-- START Supplied information --

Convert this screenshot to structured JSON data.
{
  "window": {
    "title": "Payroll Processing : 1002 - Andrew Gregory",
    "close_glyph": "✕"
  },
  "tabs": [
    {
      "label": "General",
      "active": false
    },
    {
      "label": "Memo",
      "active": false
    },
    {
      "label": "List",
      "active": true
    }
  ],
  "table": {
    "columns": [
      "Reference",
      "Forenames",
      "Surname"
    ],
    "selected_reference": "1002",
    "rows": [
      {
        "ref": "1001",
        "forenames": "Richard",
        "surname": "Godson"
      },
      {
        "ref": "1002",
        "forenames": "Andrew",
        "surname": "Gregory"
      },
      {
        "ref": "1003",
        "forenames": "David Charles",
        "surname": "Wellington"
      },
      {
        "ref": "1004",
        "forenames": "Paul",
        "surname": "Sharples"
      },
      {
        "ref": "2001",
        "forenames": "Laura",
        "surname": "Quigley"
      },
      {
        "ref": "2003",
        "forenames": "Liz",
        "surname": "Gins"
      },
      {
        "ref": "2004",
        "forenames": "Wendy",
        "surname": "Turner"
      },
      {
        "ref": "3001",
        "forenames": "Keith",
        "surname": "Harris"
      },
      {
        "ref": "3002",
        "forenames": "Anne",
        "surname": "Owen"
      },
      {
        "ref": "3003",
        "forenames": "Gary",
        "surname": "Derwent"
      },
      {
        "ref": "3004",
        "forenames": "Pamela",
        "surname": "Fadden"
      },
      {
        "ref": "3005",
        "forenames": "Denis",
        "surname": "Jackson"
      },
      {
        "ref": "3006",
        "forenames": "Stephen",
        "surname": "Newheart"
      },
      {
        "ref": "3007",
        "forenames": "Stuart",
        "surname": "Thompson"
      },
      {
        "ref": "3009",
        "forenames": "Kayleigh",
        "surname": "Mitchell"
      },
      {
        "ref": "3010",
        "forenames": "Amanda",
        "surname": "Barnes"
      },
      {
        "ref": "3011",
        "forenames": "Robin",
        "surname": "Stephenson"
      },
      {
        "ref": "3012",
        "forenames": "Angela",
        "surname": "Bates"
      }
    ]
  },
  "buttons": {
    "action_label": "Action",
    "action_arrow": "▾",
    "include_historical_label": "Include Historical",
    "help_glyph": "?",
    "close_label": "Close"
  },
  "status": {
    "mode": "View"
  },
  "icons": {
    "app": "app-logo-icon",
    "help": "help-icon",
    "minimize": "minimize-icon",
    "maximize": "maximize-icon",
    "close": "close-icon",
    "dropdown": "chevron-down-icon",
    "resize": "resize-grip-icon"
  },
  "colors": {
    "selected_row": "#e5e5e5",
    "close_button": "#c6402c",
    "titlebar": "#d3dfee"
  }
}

-- END Supplied information --

Stated exercise → Which lines contain the word "Gregory"? Copy each one.

Answer below →
    "title": "Payroll Processing : 1002 - Andrew Gregory",
        "surname": "Gregory"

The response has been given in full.